### What is required
Gather every line in the records below that contains the word "perfiles".

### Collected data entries
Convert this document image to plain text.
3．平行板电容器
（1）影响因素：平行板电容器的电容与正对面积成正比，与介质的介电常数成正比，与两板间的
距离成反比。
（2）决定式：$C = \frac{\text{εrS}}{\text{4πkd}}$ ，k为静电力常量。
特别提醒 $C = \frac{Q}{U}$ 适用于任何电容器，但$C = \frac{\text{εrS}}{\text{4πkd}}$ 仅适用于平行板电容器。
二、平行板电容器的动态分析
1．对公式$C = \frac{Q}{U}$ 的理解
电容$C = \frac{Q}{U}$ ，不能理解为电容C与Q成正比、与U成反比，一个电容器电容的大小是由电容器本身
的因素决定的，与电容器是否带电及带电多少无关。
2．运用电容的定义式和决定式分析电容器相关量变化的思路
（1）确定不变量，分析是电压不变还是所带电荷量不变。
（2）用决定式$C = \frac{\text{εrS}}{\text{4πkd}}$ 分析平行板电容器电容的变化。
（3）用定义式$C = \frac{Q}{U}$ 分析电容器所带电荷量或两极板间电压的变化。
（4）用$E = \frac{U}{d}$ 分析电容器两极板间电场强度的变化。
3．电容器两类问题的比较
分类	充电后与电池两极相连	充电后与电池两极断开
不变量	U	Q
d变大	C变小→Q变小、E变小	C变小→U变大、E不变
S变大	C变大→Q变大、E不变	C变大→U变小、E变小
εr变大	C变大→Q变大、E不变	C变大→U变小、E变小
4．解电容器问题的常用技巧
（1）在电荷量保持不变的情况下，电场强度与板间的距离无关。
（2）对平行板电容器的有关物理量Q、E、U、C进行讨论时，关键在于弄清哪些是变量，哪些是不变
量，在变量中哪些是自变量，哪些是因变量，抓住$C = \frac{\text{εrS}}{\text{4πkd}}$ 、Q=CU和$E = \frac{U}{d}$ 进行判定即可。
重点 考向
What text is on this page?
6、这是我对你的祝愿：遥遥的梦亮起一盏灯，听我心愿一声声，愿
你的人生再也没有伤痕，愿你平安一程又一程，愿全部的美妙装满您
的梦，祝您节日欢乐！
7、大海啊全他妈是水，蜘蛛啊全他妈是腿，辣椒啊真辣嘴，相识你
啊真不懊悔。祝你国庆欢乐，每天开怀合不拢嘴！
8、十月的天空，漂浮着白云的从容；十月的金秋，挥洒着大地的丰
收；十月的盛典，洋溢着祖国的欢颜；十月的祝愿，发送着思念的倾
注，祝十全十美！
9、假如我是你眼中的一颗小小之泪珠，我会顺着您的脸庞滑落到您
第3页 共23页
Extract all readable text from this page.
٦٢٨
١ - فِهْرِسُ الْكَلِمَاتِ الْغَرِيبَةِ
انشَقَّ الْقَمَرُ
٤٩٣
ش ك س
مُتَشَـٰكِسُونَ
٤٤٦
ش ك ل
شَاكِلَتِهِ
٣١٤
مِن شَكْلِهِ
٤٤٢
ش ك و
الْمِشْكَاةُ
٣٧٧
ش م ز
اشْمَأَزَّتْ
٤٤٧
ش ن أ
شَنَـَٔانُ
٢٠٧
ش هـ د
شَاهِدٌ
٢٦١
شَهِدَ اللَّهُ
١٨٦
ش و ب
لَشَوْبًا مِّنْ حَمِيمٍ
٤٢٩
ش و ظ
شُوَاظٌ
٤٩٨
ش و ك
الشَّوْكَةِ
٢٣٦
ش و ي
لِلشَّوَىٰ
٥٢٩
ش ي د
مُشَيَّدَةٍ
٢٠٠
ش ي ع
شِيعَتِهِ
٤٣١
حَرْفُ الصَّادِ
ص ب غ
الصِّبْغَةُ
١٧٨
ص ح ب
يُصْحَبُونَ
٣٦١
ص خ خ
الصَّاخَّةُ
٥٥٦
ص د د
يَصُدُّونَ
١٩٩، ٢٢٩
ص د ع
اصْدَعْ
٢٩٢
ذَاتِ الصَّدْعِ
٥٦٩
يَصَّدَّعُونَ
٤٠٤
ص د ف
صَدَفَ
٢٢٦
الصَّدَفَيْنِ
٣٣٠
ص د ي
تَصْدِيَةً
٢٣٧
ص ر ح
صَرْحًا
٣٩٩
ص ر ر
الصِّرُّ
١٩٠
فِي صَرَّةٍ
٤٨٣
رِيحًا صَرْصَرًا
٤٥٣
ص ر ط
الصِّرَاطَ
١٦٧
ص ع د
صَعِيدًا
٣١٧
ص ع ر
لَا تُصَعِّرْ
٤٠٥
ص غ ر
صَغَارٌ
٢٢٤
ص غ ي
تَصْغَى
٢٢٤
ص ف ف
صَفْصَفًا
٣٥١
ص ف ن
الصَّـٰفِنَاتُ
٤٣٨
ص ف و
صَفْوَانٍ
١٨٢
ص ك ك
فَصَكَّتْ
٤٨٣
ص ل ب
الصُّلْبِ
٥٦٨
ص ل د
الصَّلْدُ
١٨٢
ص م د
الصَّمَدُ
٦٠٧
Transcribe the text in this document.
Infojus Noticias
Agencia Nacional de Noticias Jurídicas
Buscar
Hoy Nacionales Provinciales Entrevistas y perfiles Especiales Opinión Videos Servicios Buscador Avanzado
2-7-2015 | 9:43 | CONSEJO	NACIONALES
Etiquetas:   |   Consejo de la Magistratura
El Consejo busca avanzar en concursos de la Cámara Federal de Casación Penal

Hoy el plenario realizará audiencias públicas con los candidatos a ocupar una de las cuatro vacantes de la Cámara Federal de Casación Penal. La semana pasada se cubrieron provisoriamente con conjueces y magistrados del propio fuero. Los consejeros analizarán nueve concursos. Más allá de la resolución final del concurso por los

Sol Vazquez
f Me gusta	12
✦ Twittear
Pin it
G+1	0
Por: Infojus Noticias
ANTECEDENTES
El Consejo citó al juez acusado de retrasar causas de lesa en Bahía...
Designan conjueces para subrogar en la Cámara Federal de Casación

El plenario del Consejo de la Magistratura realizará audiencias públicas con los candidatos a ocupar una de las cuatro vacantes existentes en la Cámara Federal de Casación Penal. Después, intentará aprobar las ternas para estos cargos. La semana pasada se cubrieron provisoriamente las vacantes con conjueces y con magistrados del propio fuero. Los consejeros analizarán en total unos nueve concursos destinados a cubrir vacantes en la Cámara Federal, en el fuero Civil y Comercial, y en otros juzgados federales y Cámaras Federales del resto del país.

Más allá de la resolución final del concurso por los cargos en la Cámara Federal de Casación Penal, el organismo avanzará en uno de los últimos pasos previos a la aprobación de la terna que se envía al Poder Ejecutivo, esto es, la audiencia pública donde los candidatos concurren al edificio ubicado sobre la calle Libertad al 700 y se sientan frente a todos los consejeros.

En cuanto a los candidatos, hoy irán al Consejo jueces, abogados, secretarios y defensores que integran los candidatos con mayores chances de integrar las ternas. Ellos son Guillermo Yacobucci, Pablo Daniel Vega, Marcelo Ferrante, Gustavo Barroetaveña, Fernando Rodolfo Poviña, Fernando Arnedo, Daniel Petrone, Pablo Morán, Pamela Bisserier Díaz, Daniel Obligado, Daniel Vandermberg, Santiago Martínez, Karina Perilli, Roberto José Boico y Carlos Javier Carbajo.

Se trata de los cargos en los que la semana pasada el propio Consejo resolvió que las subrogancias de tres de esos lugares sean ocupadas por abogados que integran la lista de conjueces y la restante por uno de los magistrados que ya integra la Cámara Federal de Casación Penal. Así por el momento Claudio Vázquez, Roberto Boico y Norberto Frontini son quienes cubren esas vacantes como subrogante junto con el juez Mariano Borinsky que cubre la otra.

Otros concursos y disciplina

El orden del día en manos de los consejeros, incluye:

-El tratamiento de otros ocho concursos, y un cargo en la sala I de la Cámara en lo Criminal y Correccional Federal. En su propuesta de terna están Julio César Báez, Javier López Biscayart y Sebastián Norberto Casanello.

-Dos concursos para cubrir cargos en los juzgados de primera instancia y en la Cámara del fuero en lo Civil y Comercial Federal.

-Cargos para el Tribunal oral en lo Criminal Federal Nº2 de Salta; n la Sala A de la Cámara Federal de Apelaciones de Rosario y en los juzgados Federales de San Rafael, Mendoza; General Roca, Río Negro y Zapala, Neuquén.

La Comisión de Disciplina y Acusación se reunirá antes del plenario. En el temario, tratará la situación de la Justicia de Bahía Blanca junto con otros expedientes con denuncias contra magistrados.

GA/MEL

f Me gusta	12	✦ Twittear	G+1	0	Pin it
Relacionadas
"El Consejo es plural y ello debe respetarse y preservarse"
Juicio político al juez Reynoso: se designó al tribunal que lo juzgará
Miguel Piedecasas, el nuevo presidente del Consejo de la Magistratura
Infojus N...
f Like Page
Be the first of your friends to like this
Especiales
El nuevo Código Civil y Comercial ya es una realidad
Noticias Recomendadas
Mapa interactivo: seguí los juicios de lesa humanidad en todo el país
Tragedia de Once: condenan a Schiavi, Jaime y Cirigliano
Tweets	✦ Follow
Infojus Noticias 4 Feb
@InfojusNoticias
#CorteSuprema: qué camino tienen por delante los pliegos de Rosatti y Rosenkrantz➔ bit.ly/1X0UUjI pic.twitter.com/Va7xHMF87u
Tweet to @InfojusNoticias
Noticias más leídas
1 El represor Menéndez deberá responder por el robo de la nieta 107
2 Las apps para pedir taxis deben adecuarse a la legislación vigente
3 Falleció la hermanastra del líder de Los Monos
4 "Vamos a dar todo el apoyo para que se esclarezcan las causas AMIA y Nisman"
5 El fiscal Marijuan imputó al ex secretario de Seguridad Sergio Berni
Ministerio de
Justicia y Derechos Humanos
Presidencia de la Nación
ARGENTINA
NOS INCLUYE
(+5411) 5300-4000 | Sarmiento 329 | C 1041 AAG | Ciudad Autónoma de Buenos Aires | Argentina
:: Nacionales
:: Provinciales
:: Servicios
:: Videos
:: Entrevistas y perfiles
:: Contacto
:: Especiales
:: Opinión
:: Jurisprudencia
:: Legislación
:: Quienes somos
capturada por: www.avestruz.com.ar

### Correct result
Hoy Nacionales Provinciales Entrevistas y perfiles Especiales Opinión Videos Servicios Buscador Avanzado
:: Entrevistas y perfiles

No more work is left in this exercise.